[Saved data entries]
....

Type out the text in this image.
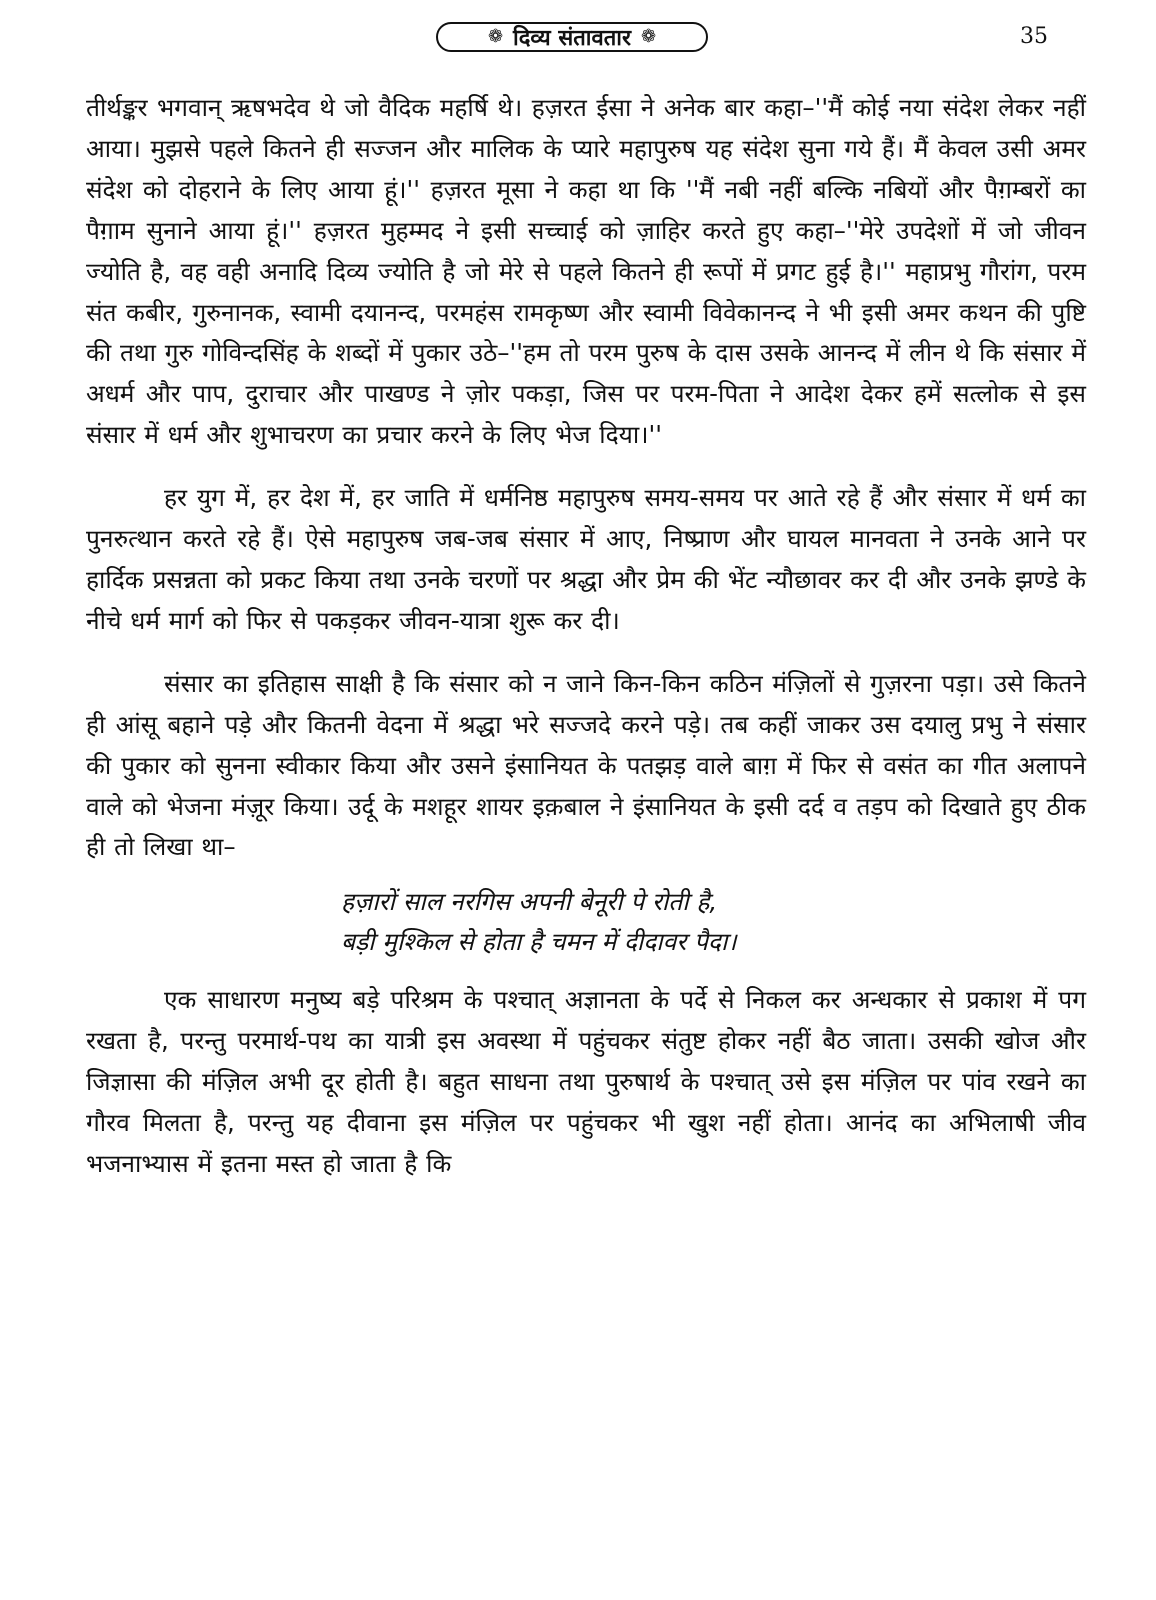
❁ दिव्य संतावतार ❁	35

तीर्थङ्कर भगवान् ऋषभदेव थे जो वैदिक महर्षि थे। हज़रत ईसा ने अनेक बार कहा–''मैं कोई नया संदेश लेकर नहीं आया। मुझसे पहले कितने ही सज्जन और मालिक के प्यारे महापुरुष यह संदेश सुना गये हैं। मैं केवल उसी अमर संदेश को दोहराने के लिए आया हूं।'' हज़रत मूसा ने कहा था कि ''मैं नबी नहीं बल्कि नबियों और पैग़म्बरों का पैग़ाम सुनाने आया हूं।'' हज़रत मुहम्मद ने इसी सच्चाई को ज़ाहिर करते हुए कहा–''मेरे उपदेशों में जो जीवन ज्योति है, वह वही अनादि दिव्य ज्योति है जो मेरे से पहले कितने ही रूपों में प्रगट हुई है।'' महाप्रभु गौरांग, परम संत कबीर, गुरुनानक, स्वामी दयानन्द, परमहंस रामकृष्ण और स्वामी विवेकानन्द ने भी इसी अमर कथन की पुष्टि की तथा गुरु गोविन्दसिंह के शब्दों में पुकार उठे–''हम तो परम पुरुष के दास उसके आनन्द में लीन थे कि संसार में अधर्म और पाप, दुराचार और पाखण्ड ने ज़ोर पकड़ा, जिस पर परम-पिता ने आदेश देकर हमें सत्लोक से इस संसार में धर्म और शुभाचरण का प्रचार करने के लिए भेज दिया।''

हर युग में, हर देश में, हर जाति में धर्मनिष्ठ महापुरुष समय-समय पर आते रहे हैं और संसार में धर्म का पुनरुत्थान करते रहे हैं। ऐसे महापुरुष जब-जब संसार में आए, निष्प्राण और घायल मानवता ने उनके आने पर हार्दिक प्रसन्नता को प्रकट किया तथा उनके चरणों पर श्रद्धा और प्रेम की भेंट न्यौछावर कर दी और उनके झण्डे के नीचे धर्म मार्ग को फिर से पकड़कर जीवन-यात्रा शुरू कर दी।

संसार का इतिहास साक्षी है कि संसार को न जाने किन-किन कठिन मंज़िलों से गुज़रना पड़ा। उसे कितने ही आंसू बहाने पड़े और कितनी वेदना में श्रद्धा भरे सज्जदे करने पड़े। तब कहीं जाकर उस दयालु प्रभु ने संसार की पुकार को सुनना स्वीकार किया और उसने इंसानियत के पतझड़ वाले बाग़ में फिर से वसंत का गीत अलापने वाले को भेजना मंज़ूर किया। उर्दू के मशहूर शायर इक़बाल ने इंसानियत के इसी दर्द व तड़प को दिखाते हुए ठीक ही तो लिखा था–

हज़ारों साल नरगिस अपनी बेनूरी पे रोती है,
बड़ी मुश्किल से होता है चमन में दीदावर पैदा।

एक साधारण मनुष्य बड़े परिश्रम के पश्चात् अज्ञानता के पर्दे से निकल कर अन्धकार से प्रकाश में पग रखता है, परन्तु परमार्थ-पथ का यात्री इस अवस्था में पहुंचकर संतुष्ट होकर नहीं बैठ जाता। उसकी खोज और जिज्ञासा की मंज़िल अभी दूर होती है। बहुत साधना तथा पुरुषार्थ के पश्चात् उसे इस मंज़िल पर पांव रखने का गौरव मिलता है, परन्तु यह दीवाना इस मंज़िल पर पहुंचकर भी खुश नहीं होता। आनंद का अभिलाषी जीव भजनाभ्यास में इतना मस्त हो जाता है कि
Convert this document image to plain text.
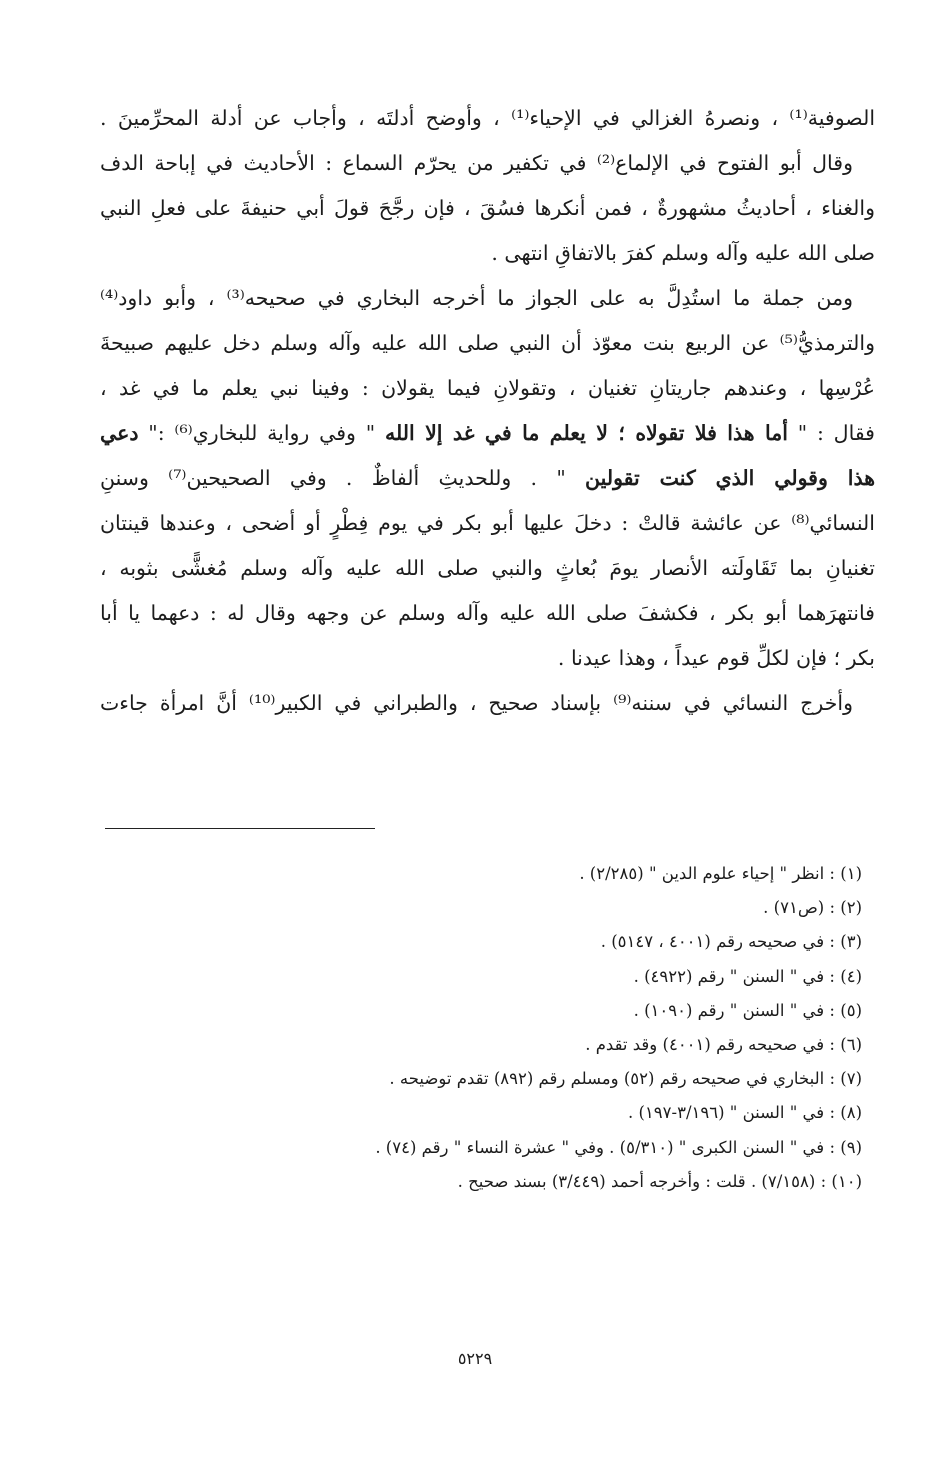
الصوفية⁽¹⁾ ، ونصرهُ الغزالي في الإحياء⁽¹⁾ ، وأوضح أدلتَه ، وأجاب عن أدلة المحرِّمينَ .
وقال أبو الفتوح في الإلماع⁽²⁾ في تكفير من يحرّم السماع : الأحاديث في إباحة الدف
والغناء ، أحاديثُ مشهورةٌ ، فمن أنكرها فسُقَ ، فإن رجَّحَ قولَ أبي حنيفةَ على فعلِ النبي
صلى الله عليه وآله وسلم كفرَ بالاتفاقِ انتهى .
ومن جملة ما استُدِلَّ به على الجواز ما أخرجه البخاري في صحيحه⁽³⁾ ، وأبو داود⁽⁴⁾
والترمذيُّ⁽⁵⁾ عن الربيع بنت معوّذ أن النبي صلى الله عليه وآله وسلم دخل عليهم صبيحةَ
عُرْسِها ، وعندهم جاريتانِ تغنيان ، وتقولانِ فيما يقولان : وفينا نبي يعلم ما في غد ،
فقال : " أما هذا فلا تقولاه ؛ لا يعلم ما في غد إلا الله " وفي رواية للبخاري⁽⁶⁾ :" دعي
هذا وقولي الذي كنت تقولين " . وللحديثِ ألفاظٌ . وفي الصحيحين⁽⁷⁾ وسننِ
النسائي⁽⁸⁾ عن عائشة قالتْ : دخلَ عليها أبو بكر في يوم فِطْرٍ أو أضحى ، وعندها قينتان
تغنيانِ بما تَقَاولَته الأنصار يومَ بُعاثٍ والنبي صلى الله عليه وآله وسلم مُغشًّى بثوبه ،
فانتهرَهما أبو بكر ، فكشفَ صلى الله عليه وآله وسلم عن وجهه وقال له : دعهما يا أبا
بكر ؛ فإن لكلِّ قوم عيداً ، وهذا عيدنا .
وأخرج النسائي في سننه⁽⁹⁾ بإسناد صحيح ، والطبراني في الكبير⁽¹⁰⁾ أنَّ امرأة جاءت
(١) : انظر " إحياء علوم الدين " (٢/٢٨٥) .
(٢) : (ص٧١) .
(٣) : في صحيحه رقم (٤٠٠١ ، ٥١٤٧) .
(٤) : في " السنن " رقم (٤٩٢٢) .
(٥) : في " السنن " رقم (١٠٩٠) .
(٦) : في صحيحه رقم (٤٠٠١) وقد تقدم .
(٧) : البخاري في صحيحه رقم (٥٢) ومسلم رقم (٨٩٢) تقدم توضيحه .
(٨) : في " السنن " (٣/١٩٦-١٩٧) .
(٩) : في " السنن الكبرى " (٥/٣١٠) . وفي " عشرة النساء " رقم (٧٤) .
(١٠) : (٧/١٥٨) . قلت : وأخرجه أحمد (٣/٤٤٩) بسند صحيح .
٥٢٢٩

....

:: STATED PROBLEM ::
Set down every record once more, word for word, without pictures.

:: THE RESULT ::
Type out the text in this image.
❁ दिव्य संतावतार ❁	35

तीर्थङ्कर भगवान् ऋषभदेव थे जो वैदिक महर्षि थे। हज़रत ईसा ने अनेक बार कहा–''मैं कोई नया संदेश लेकर नहीं आया। मुझसे पहले कितने ही सज्जन और मालिक के प्यारे महापुरुष यह संदेश सुना गये हैं। मैं केवल उसी अमर संदेश को दोहराने के लिए आया हूं।'' हज़रत मूसा ने कहा था कि ''मैं नबी नहीं बल्कि नबियों और पैग़म्बरों का पैग़ाम सुनाने आया हूं।'' हज़रत मुहम्मद ने इसी सच्चाई को ज़ाहिर करते हुए कहा–''मेरे उपदेशों में जो जीवन ज्योति है, वह वही अनादि दिव्य ज्योति है जो मेरे से पहले कितने ही रूपों में प्रगट हुई है।'' महाप्रभु गौरांग, परम संत कबीर, गुरुनानक, स्वामी दयानन्द, परमहंस रामकृष्ण और स्वामी विवेकानन्द ने भी इसी अमर कथन की पुष्टि की तथा गुरु गोविन्दसिंह के शब्दों में पुकार उठे–''हम तो परम पुरुष के दास उसके आनन्द में लीन थे कि संसार में अधर्म और पाप, दुराचार और पाखण्ड ने ज़ोर पकड़ा, जिस पर परम-पिता ने आदेश देकर हमें सत्लोक से इस संसार में धर्म और शुभाचरण का प्रचार करने के लिए भेज दिया।''

हर युग में, हर देश में, हर जाति में धर्मनिष्ठ महापुरुष समय-समय पर आते रहे हैं और संसार में धर्म का पुनरुत्थान करते रहे हैं। ऐसे महापुरुष जब-जब संसार में आए, निष्प्राण और घायल मानवता ने उनके आने पर हार्दिक प्रसन्नता को प्रकट किया तथा उनके चरणों पर श्रद्धा और प्रेम की भेंट न्यौछावर कर दी और उनके झण्डे के नीचे धर्म मार्ग को फिर से पकड़कर जीवन-यात्रा शुरू कर दी।

संसार का इतिहास साक्षी है कि संसार को न जाने किन-किन कठिन मंज़िलों से गुज़रना पड़ा। उसे कितने ही आंसू बहाने पड़े और कितनी वेदना में श्रद्धा भरे सज्जदे करने पड़े। तब कहीं जाकर उस दयालु प्रभु ने संसार की पुकार को सुनना स्वीकार किया और उसने इंसानियत के पतझड़ वाले बाग़ में फिर से वसंत का गीत अलापने वाले को भेजना मंज़ूर किया। उर्दू के मशहूर शायर इक़बाल ने इंसानियत के इसी दर्द व तड़प को दिखाते हुए ठीक ही तो लिखा था–

हज़ारों साल नरगिस अपनी बेनूरी पे रोती है,
बड़ी मुश्किल से होता है चमन में दीदावर पैदा।

एक साधारण मनुष्य बड़े परिश्रम के पश्चात् अज्ञानता के पर्दे से निकल कर अन्धकार से प्रकाश में पग रखता है, परन्तु परमार्थ-पथ का यात्री इस अवस्था में पहुंचकर संतुष्ट होकर नहीं बैठ जाता। उसकी खोज और जिज्ञासा की मंज़िल अभी दूर होती है। बहुत साधना तथा पुरुषार्थ के पश्चात् उसे इस मंज़िल पर पांव रखने का गौरव मिलता है, परन्तु यह दीवाना इस मंज़िल पर पहुंचकर भी खुश नहीं होता। आनंद का अभिलाषी जीव भजनाभ्यास में इतना मस्त हो जाता है कि
Convert this document image to plain text.
الصوفية⁽¹⁾ ، ونصرهُ الغزالي في الإحياء⁽¹⁾ ، وأوضح أدلتَه ، وأجاب عن أدلة المحرِّمينَ .
وقال أبو الفتوح في الإلماع⁽²⁾ في تكفير من يحرّم السماع : الأحاديث في إباحة الدف
والغناء ، أحاديثُ مشهورةٌ ، فمن أنكرها فسُقَ ، فإن رجَّحَ قولَ أبي حنيفةَ على فعلِ النبي
صلى الله عليه وآله وسلم كفرَ بالاتفاقِ انتهى .
ومن جملة ما استُدِلَّ به على الجواز ما أخرجه البخاري في صحيحه⁽³⁾ ، وأبو داود⁽⁴⁾
والترمذيُّ⁽⁵⁾ عن الربيع بنت معوّذ أن النبي صلى الله عليه وآله وسلم دخل عليهم صبيحةَ
عُرْسِها ، وعندهم جاريتانِ تغنيان ، وتقولانِ فيما يقولان : وفينا نبي يعلم ما في غد ،
فقال : " أما هذا فلا تقولاه ؛ لا يعلم ما في غد إلا الله " وفي رواية للبخاري⁽⁶⁾ :" دعي
هذا وقولي الذي كنت تقولين " . وللحديثِ ألفاظٌ . وفي الصحيحين⁽⁷⁾ وسننِ
النسائي⁽⁸⁾ عن عائشة قالتْ : دخلَ عليها أبو بكر في يوم فِطْرٍ أو أضحى ، وعندها قينتان
تغنيانِ بما تَقَاولَته الأنصار يومَ بُعاثٍ والنبي صلى الله عليه وآله وسلم مُغشًّى بثوبه ،
فانتهرَهما أبو بكر ، فكشفَ صلى الله عليه وآله وسلم عن وجهه وقال له : دعهما يا أبا
بكر ؛ فإن لكلِّ قوم عيداً ، وهذا عيدنا .
وأخرج النسائي في سننه⁽⁹⁾ بإسناد صحيح ، والطبراني في الكبير⁽¹⁰⁾ أنَّ امرأة جاءت
(١) : انظر " إحياء علوم الدين " (٢/٢٨٥) .
(٢) : (ص٧١) .
(٣) : في صحيحه رقم (٤٠٠١ ، ٥١٤٧) .
(٤) : في " السنن " رقم (٤٩٢٢) .
(٥) : في " السنن " رقم (١٠٩٠) .
(٦) : في صحيحه رقم (٤٠٠١) وقد تقدم .
(٧) : البخاري في صحيحه رقم (٥٢) ومسلم رقم (٨٩٢) تقدم توضيحه .
(٨) : في " السنن " (٣/١٩٦-١٩٧) .
(٩) : في " السنن الكبرى " (٥/٣١٠) . وفي " عشرة النساء " رقم (٧٤) .
(١٠) : (٧/١٥٨) . قلت : وأخرجه أحمد (٣/٤٤٩) بسند صحيح .
٥٢٢٩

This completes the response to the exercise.